##### RECORDS PROVIDED
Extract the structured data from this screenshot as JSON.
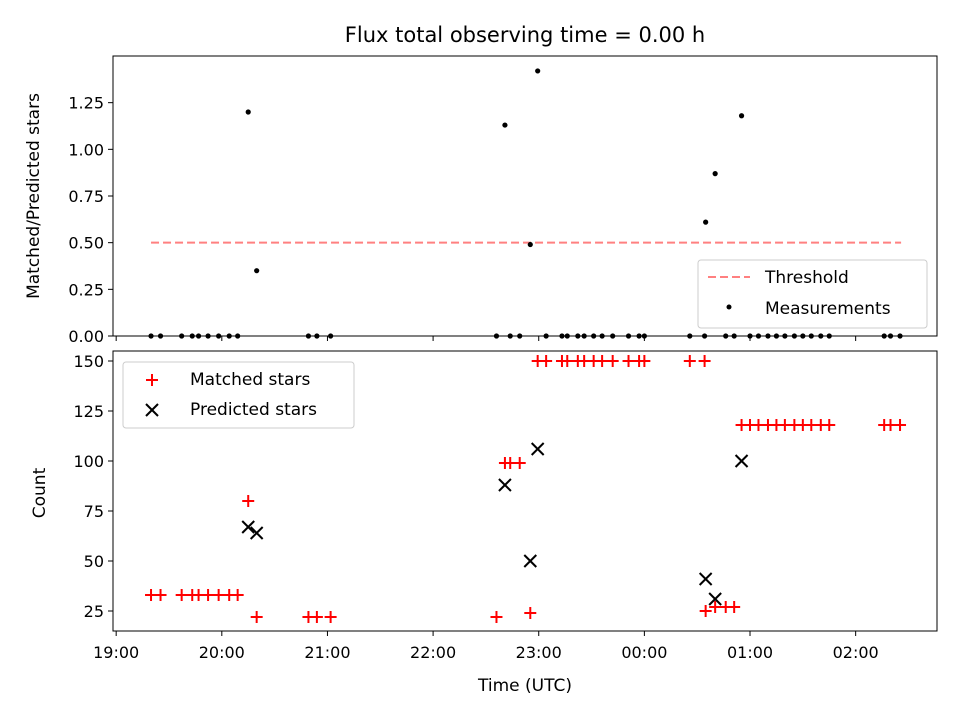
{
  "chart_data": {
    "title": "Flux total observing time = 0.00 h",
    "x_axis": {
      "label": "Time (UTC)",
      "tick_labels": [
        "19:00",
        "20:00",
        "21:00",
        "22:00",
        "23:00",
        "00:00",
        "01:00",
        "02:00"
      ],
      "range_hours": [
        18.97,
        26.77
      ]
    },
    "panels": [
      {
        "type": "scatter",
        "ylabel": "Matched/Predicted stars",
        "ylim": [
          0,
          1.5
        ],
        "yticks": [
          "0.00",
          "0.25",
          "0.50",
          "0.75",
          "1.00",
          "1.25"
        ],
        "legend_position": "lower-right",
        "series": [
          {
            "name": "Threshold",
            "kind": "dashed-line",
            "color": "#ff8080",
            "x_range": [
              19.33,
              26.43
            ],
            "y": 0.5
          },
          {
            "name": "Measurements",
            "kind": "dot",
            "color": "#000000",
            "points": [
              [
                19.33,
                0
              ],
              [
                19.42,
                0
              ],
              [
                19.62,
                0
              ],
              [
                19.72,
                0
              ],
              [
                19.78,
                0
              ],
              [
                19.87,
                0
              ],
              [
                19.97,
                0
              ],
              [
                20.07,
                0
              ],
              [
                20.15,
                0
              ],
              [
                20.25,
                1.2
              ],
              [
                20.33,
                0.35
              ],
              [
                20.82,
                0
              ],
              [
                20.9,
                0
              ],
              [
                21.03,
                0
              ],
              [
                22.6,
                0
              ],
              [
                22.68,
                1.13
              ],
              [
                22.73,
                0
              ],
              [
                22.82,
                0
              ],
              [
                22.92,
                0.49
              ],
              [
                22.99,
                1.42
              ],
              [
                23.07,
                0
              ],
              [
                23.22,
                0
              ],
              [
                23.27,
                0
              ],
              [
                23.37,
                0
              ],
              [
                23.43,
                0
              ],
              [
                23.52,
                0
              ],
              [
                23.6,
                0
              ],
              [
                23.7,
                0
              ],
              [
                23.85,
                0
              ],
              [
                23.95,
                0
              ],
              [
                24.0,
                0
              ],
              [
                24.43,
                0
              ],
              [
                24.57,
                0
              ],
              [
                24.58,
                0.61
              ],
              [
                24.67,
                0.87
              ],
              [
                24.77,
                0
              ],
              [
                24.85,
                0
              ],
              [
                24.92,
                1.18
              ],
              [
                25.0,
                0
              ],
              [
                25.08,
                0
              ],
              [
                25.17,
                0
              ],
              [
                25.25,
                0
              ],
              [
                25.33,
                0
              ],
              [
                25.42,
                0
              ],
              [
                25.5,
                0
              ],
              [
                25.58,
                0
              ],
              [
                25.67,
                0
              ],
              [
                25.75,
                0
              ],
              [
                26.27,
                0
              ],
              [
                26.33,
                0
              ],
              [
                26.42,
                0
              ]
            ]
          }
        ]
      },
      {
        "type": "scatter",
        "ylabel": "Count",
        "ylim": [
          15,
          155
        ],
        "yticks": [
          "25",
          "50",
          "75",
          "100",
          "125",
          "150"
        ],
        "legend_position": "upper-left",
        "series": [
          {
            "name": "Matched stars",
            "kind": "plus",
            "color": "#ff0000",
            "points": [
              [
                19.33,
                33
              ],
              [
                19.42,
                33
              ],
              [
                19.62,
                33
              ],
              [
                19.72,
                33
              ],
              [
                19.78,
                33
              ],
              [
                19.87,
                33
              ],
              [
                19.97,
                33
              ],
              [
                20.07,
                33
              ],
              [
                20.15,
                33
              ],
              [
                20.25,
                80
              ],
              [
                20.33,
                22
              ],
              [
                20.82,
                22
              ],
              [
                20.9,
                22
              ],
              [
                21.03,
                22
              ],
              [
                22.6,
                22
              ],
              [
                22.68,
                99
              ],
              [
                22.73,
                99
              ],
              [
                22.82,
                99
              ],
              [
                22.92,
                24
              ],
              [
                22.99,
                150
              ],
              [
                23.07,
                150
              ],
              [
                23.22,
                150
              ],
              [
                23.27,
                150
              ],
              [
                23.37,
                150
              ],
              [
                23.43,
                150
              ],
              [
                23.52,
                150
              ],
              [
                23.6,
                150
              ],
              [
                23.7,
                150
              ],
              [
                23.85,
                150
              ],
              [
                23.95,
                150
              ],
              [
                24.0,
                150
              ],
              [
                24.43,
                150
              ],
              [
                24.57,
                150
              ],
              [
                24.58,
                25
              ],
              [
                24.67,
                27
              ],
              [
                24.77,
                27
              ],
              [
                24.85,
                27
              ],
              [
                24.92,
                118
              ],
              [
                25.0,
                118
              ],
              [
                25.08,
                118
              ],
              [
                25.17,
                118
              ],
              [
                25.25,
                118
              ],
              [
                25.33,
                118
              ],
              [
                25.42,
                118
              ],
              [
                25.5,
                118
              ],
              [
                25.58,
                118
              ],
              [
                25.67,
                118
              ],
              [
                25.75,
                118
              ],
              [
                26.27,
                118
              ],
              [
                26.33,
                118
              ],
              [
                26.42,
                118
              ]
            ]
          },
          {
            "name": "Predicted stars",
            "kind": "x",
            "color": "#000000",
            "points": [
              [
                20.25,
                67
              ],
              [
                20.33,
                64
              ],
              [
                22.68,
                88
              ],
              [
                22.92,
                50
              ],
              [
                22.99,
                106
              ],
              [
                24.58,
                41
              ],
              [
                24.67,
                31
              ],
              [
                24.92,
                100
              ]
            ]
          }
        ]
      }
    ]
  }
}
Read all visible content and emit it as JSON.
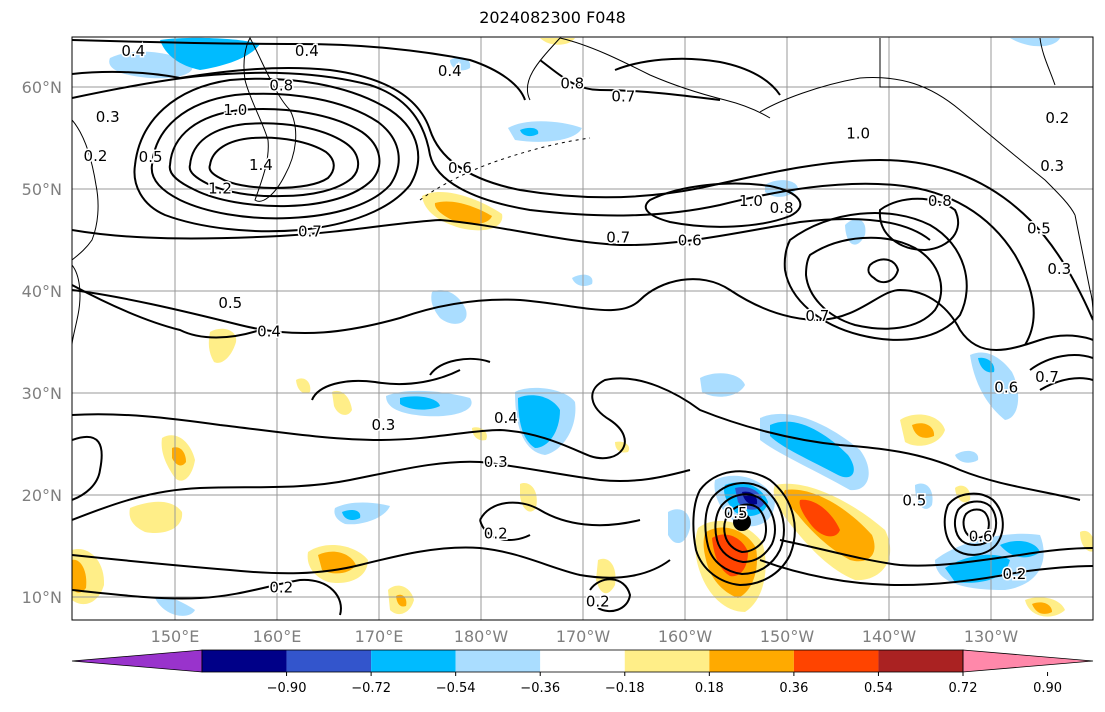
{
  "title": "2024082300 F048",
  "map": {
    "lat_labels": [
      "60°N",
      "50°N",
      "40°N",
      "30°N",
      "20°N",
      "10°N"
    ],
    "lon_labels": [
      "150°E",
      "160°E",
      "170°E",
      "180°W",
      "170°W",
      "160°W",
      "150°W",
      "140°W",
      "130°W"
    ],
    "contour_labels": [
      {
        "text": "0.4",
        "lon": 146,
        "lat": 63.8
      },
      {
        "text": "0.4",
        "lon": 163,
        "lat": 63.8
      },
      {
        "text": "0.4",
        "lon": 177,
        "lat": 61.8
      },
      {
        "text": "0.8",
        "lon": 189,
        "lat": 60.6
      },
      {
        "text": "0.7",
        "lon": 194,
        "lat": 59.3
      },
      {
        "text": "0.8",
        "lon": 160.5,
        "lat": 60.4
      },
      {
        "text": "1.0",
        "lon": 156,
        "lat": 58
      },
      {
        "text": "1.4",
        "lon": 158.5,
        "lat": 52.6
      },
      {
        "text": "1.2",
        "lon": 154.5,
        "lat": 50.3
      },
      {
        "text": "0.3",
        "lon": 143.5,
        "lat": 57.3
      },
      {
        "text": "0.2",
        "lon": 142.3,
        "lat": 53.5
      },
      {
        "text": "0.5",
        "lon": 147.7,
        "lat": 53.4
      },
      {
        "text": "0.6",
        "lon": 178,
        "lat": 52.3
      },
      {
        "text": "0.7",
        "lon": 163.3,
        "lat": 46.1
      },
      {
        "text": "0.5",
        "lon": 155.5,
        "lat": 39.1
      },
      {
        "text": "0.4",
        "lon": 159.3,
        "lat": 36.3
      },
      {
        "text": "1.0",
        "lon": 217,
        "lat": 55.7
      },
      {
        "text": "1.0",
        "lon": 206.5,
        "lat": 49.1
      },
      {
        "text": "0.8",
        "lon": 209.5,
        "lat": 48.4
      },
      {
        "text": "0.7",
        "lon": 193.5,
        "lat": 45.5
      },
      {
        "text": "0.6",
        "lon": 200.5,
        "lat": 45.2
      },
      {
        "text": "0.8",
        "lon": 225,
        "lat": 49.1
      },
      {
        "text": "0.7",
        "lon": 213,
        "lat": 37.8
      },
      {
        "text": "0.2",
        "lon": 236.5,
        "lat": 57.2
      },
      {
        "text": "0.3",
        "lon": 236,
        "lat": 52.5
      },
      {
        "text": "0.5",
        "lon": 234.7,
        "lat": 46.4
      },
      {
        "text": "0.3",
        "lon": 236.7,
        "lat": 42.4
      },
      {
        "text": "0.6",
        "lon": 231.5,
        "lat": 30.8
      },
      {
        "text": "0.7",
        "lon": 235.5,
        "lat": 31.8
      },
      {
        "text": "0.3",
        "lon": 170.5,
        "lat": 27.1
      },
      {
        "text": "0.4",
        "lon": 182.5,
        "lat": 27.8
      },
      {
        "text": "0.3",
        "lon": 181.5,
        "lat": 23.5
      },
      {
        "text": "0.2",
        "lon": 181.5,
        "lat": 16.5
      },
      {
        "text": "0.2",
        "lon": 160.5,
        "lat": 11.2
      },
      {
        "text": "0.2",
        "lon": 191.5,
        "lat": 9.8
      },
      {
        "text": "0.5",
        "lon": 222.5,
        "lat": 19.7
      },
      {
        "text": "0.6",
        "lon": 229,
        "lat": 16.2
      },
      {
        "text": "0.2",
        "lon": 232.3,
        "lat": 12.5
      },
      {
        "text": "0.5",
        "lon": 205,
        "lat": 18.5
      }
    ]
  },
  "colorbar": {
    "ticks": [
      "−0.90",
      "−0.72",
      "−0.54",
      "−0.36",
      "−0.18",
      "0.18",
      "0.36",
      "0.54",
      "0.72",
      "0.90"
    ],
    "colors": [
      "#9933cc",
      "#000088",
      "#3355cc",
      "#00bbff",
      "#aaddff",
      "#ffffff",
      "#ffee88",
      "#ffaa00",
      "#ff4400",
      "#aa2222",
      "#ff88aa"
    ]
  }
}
##########
-- DO THIS --
State, as a number only, how many lines in the entries include "kind".

-- EXERCISE OUTPUT --
4